→ **Task goal**: All of the material below is to be repeated exactly.

→ **Records supplied**:
start
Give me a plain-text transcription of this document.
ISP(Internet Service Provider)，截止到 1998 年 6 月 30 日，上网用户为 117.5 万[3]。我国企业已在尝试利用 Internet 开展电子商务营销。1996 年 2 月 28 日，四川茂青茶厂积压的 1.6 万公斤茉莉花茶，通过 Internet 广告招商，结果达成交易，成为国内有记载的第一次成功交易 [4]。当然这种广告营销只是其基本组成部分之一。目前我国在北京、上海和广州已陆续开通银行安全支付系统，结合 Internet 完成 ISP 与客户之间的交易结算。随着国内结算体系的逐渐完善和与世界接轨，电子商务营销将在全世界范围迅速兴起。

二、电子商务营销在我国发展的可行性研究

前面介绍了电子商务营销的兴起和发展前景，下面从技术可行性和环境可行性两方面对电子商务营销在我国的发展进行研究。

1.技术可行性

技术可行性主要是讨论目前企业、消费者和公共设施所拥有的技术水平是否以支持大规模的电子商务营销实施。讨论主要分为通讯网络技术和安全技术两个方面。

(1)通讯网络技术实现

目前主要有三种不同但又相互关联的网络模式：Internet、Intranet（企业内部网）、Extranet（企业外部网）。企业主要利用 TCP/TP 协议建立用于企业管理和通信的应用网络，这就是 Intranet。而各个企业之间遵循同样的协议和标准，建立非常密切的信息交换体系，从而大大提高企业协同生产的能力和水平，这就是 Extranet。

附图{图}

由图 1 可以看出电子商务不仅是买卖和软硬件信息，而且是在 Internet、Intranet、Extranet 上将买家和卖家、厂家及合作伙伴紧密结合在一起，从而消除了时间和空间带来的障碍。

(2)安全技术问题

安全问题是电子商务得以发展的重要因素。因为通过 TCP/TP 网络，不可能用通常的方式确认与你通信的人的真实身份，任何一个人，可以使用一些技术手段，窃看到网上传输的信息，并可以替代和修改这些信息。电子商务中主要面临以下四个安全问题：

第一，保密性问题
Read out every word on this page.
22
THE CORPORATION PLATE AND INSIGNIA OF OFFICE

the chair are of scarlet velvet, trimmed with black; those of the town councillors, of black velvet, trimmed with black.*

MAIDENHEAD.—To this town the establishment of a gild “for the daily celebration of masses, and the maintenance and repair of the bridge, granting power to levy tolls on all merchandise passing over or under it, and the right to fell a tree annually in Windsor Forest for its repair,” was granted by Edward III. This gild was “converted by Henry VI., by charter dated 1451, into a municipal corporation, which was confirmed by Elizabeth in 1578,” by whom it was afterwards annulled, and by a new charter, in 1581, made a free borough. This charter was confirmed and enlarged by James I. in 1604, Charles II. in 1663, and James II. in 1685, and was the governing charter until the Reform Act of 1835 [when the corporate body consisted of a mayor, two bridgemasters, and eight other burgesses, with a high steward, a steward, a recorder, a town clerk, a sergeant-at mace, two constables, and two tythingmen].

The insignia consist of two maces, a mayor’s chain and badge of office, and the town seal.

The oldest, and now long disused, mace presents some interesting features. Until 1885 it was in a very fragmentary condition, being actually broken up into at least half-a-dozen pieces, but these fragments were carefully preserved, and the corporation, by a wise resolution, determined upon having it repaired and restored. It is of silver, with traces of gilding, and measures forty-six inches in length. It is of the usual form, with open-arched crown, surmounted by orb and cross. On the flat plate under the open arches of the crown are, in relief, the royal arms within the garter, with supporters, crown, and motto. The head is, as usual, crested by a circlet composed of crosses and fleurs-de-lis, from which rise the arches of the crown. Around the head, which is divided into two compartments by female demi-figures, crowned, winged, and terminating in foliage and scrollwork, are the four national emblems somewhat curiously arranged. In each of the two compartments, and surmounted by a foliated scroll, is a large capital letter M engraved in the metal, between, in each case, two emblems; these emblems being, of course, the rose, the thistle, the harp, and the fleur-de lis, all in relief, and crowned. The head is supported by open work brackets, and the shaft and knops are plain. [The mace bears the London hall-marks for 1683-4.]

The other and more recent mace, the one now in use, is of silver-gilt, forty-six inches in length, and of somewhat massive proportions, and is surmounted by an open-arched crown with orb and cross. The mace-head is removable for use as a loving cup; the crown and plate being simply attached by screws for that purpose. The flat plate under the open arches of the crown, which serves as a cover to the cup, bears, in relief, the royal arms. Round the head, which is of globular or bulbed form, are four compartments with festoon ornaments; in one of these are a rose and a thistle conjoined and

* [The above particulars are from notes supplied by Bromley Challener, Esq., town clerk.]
end
→ **Exercise result**:
Give me a plain-text transcription of this document.
ISP(Internet Service Provider)，截止到 1998 年 6 月 30 日，上网用户为 117.5 万[3]。我国企业已在尝试利用 Internet 开展电子商务营销。1996 年 2 月 28 日，四川茂青茶厂积压的 1.6 万公斤茉莉花茶，通过 Internet 广告招商，结果达成交易，成为国内有记载的第一次成功交易 [4]。当然这种广告营销只是其基本组成部分之一。目前我国在北京、上海和广州已陆续开通银行安全支付系统，结合 Internet 完成 ISP 与客户之间的交易结算。随着国内结算体系的逐渐完善和与世界接轨，电子商务营销将在全世界范围迅速兴起。

二、电子商务营销在我国发展的可行性研究

前面介绍了电子商务营销的兴起和发展前景，下面从技术可行性和环境可行性两方面对电子商务营销在我国的发展进行研究。

1.技术可行性

技术可行性主要是讨论目前企业、消费者和公共设施所拥有的技术水平是否以支持大规模的电子商务营销实施。讨论主要分为通讯网络技术和安全技术两个方面。

(1)通讯网络技术实现

目前主要有三种不同但又相互关联的网络模式：Internet、Intranet（企业内部网）、Extranet（企业外部网）。企业主要利用 TCP/TP 协议建立用于企业管理和通信的应用网络，这就是 Intranet。而各个企业之间遵循同样的协议和标准，建立非常密切的信息交换体系，从而大大提高企业协同生产的能力和水平，这就是 Extranet。

附图{图}

由图 1 可以看出电子商务不仅是买卖和软硬件信息，而且是在 Internet、Intranet、Extranet 上将买家和卖家、厂家及合作伙伴紧密结合在一起，从而消除了时间和空间带来的障碍。

(2)安全技术问题

安全问题是电子商务得以发展的重要因素。因为通过 TCP/TP 网络，不可能用通常的方式确认与你通信的人的真实身份，任何一个人，可以使用一些技术手段，窃看到网上传输的信息，并可以替代和修改这些信息。电子商务中主要面临以下四个安全问题：

第一，保密性问题
Read out every word on this page.
22
THE CORPORATION PLATE AND INSIGNIA OF OFFICE

the chair are of scarlet velvet, trimmed with black; those of the town councillors, of black velvet, trimmed with black.*

MAIDENHEAD.—To this town the establishment of a gild “for the daily celebration of masses, and the maintenance and repair of the bridge, granting power to levy tolls on all merchandise passing over or under it, and the right to fell a tree annually in Windsor Forest for its repair,” was granted by Edward III. This gild was “converted by Henry VI., by charter dated 1451, into a municipal corporation, which was confirmed by Elizabeth in 1578,” by whom it was afterwards annulled, and by a new charter, in 1581, made a free borough. This charter was confirmed and enlarged by James I. in 1604, Charles II. in 1663, and James II. in 1685, and was the governing charter until the Reform Act of 1835 [when the corporate body consisted of a mayor, two bridgemasters, and eight other burgesses, with a high steward, a steward, a recorder, a town clerk, a sergeant-at mace, two constables, and two tythingmen].

The insignia consist of two maces, a mayor’s chain and badge of office, and the town seal.

The oldest, and now long disused, mace presents some interesting features. Until 1885 it was in a very fragmentary condition, being actually broken up into at least half-a-dozen pieces, but these fragments were carefully preserved, and the corporation, by a wise resolution, determined upon having it repaired and restored. It is of silver, with traces of gilding, and measures forty-six inches in length. It is of the usual form, with open-arched crown, surmounted by orb and cross. On the flat plate under the open arches of the crown are, in relief, the royal arms within the garter, with supporters, crown, and motto. The head is, as usual, crested by a circlet composed of crosses and fleurs-de-lis, from which rise the arches of the crown. Around the head, which is divided into two compartments by female demi-figures, crowned, winged, and terminating in foliage and scrollwork, are the four national emblems somewhat curiously arranged. In each of the two compartments, and surmounted by a foliated scroll, is a large capital letter M engraved in the metal, between, in each case, two emblems; these emblems being, of course, the rose, the thistle, the harp, and the fleur-de lis, all in relief, and crowned. The head is supported by open work brackets, and the shaft and knops are plain. [The mace bears the London hall-marks for 1683-4.]

The other and more recent mace, the one now in use, is of silver-gilt, forty-six inches in length, and of somewhat massive proportions, and is surmounted by an open-arched crown with orb and cross. The mace-head is removable for use as a loving cup; the crown and plate being simply attached by screws for that purpose. The flat plate under the open arches of the crown, which serves as a cover to the cup, bears, in relief, the royal arms. Round the head, which is of globular or bulbed form, are four compartments with festoon ornaments; in one of these are a rose and a thistle conjoined and

* [The above particulars are from notes supplied by Bromley Challener, Esq., town clerk.]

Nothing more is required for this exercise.